Without the pictures, reproduce the records that follow exactly.
┌─ ENTRIES PROVIDED
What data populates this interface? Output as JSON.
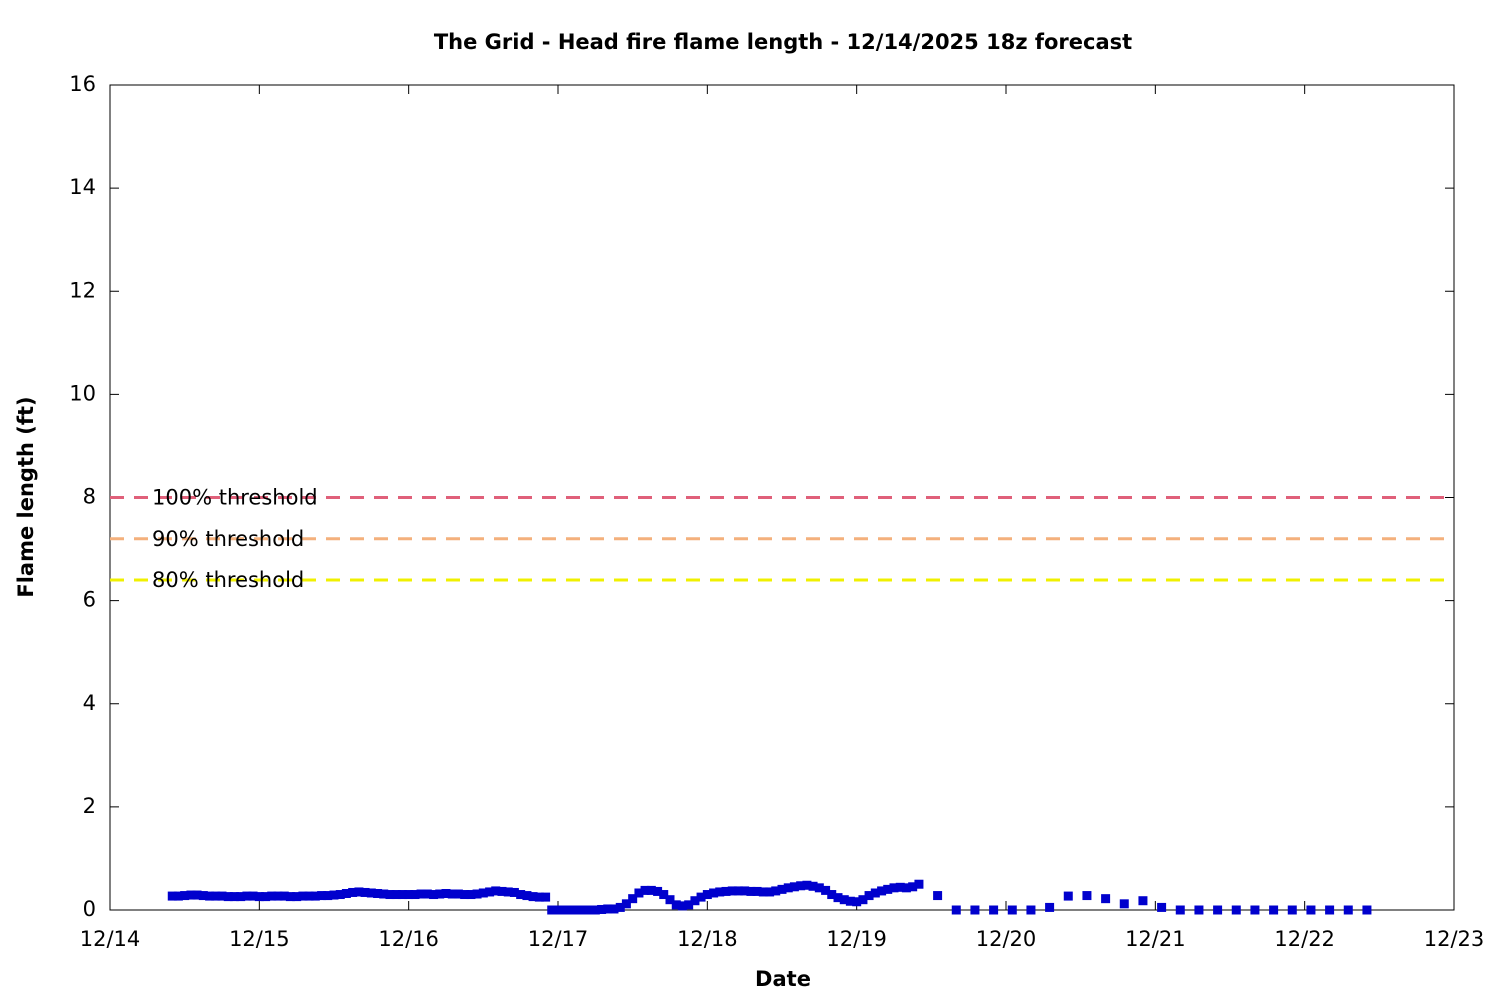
{
  "chart_data": {
    "type": "scatter",
    "title": "The Grid - Head fire flame length - 12/14/2025 18z forecast",
    "x_label": "Date",
    "y_label": "Flame length (ft)",
    "xlim": [
      14,
      23
    ],
    "xticks": [
      {
        "value": 14,
        "label": "12/14"
      },
      {
        "value": 15,
        "label": "12/15"
      },
      {
        "value": 16,
        "label": "12/16"
      },
      {
        "value": 17,
        "label": "12/17"
      },
      {
        "value": 18,
        "label": "12/18"
      },
      {
        "value": 19,
        "label": "12/19"
      },
      {
        "value": 20,
        "label": "12/20"
      },
      {
        "value": 21,
        "label": "12/21"
      },
      {
        "value": 22,
        "label": "12/22"
      },
      {
        "value": 23,
        "label": "12/23"
      }
    ],
    "ylim": [
      0,
      16
    ],
    "yticks": [
      0,
      2,
      4,
      6,
      8,
      10,
      12,
      14,
      16
    ],
    "thresholds": [
      {
        "name": "100% threshold",
        "value": 8,
        "color": "#e0607a"
      },
      {
        "name": "90% threshold",
        "value": 7.2,
        "color": "#f4b07c"
      },
      {
        "name": "80% threshold",
        "value": 6.4,
        "color": "#f0f000"
      }
    ],
    "series": [
      {
        "color": "#0000cd",
        "x": [
          14.417,
          14.458,
          14.5,
          14.542,
          14.583,
          14.625,
          14.667,
          14.708,
          14.75,
          14.792,
          14.833,
          14.875,
          14.917,
          14.958,
          15.0,
          15.042,
          15.083,
          15.125,
          15.167,
          15.208,
          15.25,
          15.292,
          15.333,
          15.375,
          15.417,
          15.458,
          15.5,
          15.542,
          15.583,
          15.625,
          15.667,
          15.708,
          15.75,
          15.792,
          15.833,
          15.875,
          15.917,
          15.958,
          16.0,
          16.042,
          16.083,
          16.125,
          16.167,
          16.208,
          16.25,
          16.292,
          16.333,
          16.375,
          16.417,
          16.458,
          16.5,
          16.542,
          16.583,
          16.625,
          16.667,
          16.708,
          16.75,
          16.792,
          16.833,
          16.875,
          16.917,
          16.958,
          17.0,
          17.042,
          17.083,
          17.125,
          17.167,
          17.208,
          17.25,
          17.292,
          17.333,
          17.375,
          17.417,
          17.458,
          17.5,
          17.542,
          17.583,
          17.625,
          17.667,
          17.708,
          17.75,
          17.792,
          17.833,
          17.875,
          17.917,
          17.958,
          18.0,
          18.042,
          18.083,
          18.125,
          18.167,
          18.208,
          18.25,
          18.292,
          18.333,
          18.375,
          18.417,
          18.458,
          18.5,
          18.542,
          18.583,
          18.625,
          18.667,
          18.708,
          18.75,
          18.792,
          18.833,
          18.875,
          18.917,
          18.958,
          19.0,
          19.042,
          19.083,
          19.125,
          19.167,
          19.208,
          19.25,
          19.292,
          19.333,
          19.375,
          19.417,
          19.542,
          19.667,
          19.792,
          19.917,
          20.042,
          20.167,
          20.292,
          20.417,
          20.542,
          20.667,
          20.792,
          20.917,
          21.042,
          21.167,
          21.292,
          21.417,
          21.542,
          21.667,
          21.792,
          21.917,
          22.042,
          22.167,
          22.292,
          22.417
        ],
        "values": [
          0.27,
          0.27,
          0.28,
          0.29,
          0.29,
          0.28,
          0.27,
          0.27,
          0.27,
          0.26,
          0.26,
          0.26,
          0.27,
          0.27,
          0.26,
          0.26,
          0.27,
          0.27,
          0.27,
          0.26,
          0.26,
          0.27,
          0.27,
          0.27,
          0.28,
          0.28,
          0.29,
          0.3,
          0.32,
          0.34,
          0.35,
          0.34,
          0.33,
          0.32,
          0.31,
          0.3,
          0.3,
          0.3,
          0.3,
          0.3,
          0.31,
          0.31,
          0.3,
          0.31,
          0.32,
          0.31,
          0.31,
          0.3,
          0.3,
          0.31,
          0.33,
          0.35,
          0.37,
          0.36,
          0.35,
          0.34,
          0.3,
          0.28,
          0.26,
          0.25,
          0.25,
          0,
          0,
          0,
          0,
          0,
          0,
          0,
          0,
          0.01,
          0.02,
          0.02,
          0.05,
          0.12,
          0.22,
          0.33,
          0.38,
          0.38,
          0.36,
          0.3,
          0.2,
          0.1,
          0.08,
          0.1,
          0.18,
          0.25,
          0.3,
          0.33,
          0.35,
          0.36,
          0.37,
          0.37,
          0.37,
          0.36,
          0.36,
          0.35,
          0.35,
          0.37,
          0.4,
          0.43,
          0.45,
          0.47,
          0.48,
          0.46,
          0.43,
          0.38,
          0.3,
          0.24,
          0.2,
          0.17,
          0.16,
          0.2,
          0.28,
          0.33,
          0.37,
          0.4,
          0.43,
          0.44,
          0.43,
          0.45,
          0.5,
          0.28,
          0,
          0,
          0,
          0,
          0,
          0.05,
          0.27,
          0.28,
          0.22,
          0.12,
          0.18,
          0.05,
          0,
          0,
          0,
          0,
          0,
          0,
          0,
          0,
          0,
          0,
          0
        ]
      }
    ]
  }
}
└─
> TASK SOLUTION
What data populates this interface? Output as JSON.
{
  "chart_data": {
    "type": "scatter",
    "title": "The Grid - Head fire flame length - 12/14/2025 18z forecast",
    "x_label": "Date",
    "y_label": "Flame length (ft)",
    "xlim": [
      14,
      23
    ],
    "xticks": [
      {
        "value": 14,
        "label": "12/14"
      },
      {
        "value": 15,
        "label": "12/15"
      },
      {
        "value": 16,
        "label": "12/16"
      },
      {
        "value": 17,
        "label": "12/17"
      },
      {
        "value": 18,
        "label": "12/18"
      },
      {
        "value": 19,
        "label": "12/19"
      },
      {
        "value": 20,
        "label": "12/20"
      },
      {
        "value": 21,
        "label": "12/21"
      },
      {
        "value": 22,
        "label": "12/22"
      },
      {
        "value": 23,
        "label": "12/23"
      }
    ],
    "ylim": [
      0,
      16
    ],
    "yticks": [
      0,
      2,
      4,
      6,
      8,
      10,
      12,
      14,
      16
    ],
    "thresholds": [
      {
        "name": "100% threshold",
        "value": 8,
        "color": "#e0607a"
      },
      {
        "name": "90% threshold",
        "value": 7.2,
        "color": "#f4b07c"
      },
      {
        "name": "80% threshold",
        "value": 6.4,
        "color": "#f0f000"
      }
    ],
    "series": [
      {
        "color": "#0000cd",
        "x": [
          14.417,
          14.458,
          14.5,
          14.542,
          14.583,
          14.625,
          14.667,
          14.708,
          14.75,
          14.792,
          14.833,
          14.875,
          14.917,
          14.958,
          15.0,
          15.042,
          15.083,
          15.125,
          15.167,
          15.208,
          15.25,
          15.292,
          15.333,
          15.375,
          15.417,
          15.458,
          15.5,
          15.542,
          15.583,
          15.625,
          15.667,
          15.708,
          15.75,
          15.792,
          15.833,
          15.875,
          15.917,
          15.958,
          16.0,
          16.042,
          16.083,
          16.125,
          16.167,
          16.208,
          16.25,
          16.292,
          16.333,
          16.375,
          16.417,
          16.458,
          16.5,
          16.542,
          16.583,
          16.625,
          16.667,
          16.708,
          16.75,
          16.792,
          16.833,
          16.875,
          16.917,
          16.958,
          17.0,
          17.042,
          17.083,
          17.125,
          17.167,
          17.208,
          17.25,
          17.292,
          17.333,
          17.375,
          17.417,
          17.458,
          17.5,
          17.542,
          17.583,
          17.625,
          17.667,
          17.708,
          17.75,
          17.792,
          17.833,
          17.875,
          17.917,
          17.958,
          18.0,
          18.042,
          18.083,
          18.125,
          18.167,
          18.208,
          18.25,
          18.292,
          18.333,
          18.375,
          18.417,
          18.458,
          18.5,
          18.542,
          18.583,
          18.625,
          18.667,
          18.708,
          18.75,
          18.792,
          18.833,
          18.875,
          18.917,
          18.958,
          19.0,
          19.042,
          19.083,
          19.125,
          19.167,
          19.208,
          19.25,
          19.292,
          19.333,
          19.375,
          19.417,
          19.542,
          19.667,
          19.792,
          19.917,
          20.042,
          20.167,
          20.292,
          20.417,
          20.542,
          20.667,
          20.792,
          20.917,
          21.042,
          21.167,
          21.292,
          21.417,
          21.542,
          21.667,
          21.792,
          21.917,
          22.042,
          22.167,
          22.292,
          22.417
        ],
        "values": [
          0.27,
          0.27,
          0.28,
          0.29,
          0.29,
          0.28,
          0.27,
          0.27,
          0.27,
          0.26,
          0.26,
          0.26,
          0.27,
          0.27,
          0.26,
          0.26,
          0.27,
          0.27,
          0.27,
          0.26,
          0.26,
          0.27,
          0.27,
          0.27,
          0.28,
          0.28,
          0.29,
          0.3,
          0.32,
          0.34,
          0.35,
          0.34,
          0.33,
          0.32,
          0.31,
          0.3,
          0.3,
          0.3,
          0.3,
          0.3,
          0.31,
          0.31,
          0.3,
          0.31,
          0.32,
          0.31,
          0.31,
          0.3,
          0.3,
          0.31,
          0.33,
          0.35,
          0.37,
          0.36,
          0.35,
          0.34,
          0.3,
          0.28,
          0.26,
          0.25,
          0.25,
          0,
          0,
          0,
          0,
          0,
          0,
          0,
          0,
          0.01,
          0.02,
          0.02,
          0.05,
          0.12,
          0.22,
          0.33,
          0.38,
          0.38,
          0.36,
          0.3,
          0.2,
          0.1,
          0.08,
          0.1,
          0.18,
          0.25,
          0.3,
          0.33,
          0.35,
          0.36,
          0.37,
          0.37,
          0.37,
          0.36,
          0.36,
          0.35,
          0.35,
          0.37,
          0.4,
          0.43,
          0.45,
          0.47,
          0.48,
          0.46,
          0.43,
          0.38,
          0.3,
          0.24,
          0.2,
          0.17,
          0.16,
          0.2,
          0.28,
          0.33,
          0.37,
          0.4,
          0.43,
          0.44,
          0.43,
          0.45,
          0.5,
          0.28,
          0,
          0,
          0,
          0,
          0,
          0.05,
          0.27,
          0.28,
          0.22,
          0.12,
          0.18,
          0.05,
          0,
          0,
          0,
          0,
          0,
          0,
          0,
          0,
          0,
          0,
          0
        ]
      }
    ]
  }
}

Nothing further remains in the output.